_Objective_:
Go through the entries and count the lines with the string "term" in them. Give only that number.

_Stored data_:

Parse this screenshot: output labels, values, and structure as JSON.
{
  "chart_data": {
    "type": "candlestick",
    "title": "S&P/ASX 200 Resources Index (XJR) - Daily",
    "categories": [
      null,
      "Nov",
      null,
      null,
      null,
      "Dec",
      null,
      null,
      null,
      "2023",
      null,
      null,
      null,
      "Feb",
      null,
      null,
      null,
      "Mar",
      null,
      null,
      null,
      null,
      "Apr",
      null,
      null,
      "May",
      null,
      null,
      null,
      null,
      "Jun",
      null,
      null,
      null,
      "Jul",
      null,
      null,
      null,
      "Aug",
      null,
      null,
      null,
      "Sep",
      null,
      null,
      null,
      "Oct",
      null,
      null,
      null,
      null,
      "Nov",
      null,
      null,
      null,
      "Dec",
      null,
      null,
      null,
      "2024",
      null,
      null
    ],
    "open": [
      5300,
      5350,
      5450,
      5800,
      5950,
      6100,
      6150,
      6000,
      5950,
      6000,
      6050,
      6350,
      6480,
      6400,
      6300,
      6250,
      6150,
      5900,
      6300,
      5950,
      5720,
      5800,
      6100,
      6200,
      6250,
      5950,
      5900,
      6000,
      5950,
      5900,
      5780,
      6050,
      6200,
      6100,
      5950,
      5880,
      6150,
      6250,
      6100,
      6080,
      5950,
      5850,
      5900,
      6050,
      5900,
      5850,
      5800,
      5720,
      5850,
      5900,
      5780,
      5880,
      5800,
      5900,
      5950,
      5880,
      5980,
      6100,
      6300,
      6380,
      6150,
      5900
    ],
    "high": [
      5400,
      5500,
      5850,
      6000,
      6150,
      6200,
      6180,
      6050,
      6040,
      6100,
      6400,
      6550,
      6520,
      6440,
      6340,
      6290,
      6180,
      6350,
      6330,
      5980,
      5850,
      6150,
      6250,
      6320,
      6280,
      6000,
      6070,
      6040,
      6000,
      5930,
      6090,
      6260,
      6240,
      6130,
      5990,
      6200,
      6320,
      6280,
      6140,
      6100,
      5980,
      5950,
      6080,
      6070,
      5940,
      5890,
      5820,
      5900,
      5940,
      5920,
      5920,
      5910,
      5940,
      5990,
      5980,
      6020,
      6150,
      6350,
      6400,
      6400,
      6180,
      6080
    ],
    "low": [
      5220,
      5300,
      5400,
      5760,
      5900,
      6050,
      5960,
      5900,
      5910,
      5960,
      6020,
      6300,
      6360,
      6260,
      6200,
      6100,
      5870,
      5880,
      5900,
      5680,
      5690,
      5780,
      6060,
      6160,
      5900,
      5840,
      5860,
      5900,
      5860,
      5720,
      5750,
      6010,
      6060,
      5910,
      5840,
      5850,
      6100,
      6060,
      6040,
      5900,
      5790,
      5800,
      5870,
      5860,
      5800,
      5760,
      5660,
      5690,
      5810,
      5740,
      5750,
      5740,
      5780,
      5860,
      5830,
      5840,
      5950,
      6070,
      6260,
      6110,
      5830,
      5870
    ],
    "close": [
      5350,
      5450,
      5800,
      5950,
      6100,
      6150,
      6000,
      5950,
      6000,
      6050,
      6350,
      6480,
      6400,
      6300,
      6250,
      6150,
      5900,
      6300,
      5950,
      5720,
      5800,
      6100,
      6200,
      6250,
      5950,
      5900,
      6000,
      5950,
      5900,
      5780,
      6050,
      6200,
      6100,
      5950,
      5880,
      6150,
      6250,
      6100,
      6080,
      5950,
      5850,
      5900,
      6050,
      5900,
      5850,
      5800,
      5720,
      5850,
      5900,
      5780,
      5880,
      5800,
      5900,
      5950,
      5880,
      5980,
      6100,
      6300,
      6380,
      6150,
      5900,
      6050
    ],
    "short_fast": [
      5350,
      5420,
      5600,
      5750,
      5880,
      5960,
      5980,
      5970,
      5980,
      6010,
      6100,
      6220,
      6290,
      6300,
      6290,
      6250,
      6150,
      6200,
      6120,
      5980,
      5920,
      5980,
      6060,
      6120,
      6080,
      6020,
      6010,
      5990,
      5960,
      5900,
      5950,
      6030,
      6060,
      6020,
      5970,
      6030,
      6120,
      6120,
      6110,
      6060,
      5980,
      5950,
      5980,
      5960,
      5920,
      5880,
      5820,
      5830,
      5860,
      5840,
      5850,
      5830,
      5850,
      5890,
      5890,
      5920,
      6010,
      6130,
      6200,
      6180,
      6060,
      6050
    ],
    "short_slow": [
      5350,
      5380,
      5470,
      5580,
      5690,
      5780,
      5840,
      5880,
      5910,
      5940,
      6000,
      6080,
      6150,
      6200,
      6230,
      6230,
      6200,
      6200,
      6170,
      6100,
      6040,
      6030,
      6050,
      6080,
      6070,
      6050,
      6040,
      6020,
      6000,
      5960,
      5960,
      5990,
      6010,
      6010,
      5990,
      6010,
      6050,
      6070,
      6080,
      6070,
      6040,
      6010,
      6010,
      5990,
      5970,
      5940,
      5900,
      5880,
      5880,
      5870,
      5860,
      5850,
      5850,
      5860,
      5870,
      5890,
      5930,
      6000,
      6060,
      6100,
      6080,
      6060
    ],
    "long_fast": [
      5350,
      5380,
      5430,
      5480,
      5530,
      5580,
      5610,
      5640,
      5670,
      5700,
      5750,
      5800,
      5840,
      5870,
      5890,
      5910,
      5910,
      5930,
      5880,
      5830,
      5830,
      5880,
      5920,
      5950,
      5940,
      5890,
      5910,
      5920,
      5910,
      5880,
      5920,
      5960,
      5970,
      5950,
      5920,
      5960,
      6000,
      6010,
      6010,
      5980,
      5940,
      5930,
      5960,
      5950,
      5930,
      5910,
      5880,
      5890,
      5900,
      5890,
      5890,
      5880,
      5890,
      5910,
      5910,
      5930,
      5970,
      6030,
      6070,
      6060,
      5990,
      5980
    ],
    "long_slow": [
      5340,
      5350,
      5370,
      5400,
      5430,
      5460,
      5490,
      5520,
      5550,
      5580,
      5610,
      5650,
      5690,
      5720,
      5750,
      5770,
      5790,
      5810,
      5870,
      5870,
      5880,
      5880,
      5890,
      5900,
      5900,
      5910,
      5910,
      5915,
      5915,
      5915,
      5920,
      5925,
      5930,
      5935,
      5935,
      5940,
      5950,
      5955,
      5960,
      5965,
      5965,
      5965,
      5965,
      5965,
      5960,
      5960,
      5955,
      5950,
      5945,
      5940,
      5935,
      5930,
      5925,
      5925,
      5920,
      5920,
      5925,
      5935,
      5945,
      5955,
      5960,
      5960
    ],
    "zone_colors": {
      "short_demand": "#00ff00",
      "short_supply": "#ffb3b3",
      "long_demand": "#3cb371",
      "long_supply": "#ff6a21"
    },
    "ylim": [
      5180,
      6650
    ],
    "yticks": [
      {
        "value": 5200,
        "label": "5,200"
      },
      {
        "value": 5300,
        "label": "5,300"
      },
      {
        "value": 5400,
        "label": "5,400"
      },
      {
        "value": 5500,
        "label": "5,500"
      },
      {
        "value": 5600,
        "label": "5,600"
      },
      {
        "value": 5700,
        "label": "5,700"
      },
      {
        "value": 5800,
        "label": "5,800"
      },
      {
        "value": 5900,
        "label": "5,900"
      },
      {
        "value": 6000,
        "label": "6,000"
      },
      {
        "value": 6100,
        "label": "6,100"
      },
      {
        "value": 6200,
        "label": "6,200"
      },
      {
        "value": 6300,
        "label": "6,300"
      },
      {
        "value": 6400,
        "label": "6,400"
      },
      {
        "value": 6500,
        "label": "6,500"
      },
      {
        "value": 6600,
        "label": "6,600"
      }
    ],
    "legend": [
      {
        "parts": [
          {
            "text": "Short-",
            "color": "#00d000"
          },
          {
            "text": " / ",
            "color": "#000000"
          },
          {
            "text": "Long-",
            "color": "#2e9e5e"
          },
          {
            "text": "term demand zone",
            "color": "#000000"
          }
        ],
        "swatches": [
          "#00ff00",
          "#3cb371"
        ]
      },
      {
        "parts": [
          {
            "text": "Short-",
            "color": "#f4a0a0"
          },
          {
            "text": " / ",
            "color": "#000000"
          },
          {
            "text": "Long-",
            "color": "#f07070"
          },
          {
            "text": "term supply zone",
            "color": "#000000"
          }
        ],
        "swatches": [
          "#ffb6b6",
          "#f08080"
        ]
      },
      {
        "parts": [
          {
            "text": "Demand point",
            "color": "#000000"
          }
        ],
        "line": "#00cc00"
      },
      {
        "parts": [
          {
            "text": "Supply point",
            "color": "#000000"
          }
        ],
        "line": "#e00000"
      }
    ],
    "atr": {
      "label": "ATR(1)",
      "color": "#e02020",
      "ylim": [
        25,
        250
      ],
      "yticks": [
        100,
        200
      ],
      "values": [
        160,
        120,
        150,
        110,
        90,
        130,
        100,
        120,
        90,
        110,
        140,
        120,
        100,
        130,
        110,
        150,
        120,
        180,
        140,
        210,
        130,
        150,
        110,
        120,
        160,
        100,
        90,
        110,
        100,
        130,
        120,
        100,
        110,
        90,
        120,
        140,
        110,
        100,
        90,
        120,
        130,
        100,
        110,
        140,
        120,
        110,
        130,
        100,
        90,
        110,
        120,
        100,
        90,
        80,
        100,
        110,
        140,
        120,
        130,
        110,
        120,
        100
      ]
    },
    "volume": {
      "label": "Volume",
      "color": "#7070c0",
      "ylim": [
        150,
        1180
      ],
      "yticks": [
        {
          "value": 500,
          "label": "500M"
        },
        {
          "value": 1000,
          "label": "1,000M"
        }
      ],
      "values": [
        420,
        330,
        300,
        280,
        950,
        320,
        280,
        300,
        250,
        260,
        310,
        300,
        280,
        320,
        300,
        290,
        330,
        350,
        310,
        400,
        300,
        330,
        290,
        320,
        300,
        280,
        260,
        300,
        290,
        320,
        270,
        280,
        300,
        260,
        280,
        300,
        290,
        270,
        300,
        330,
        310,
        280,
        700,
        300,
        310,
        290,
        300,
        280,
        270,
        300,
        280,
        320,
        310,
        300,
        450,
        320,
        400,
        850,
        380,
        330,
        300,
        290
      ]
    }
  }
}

_The solution_:
2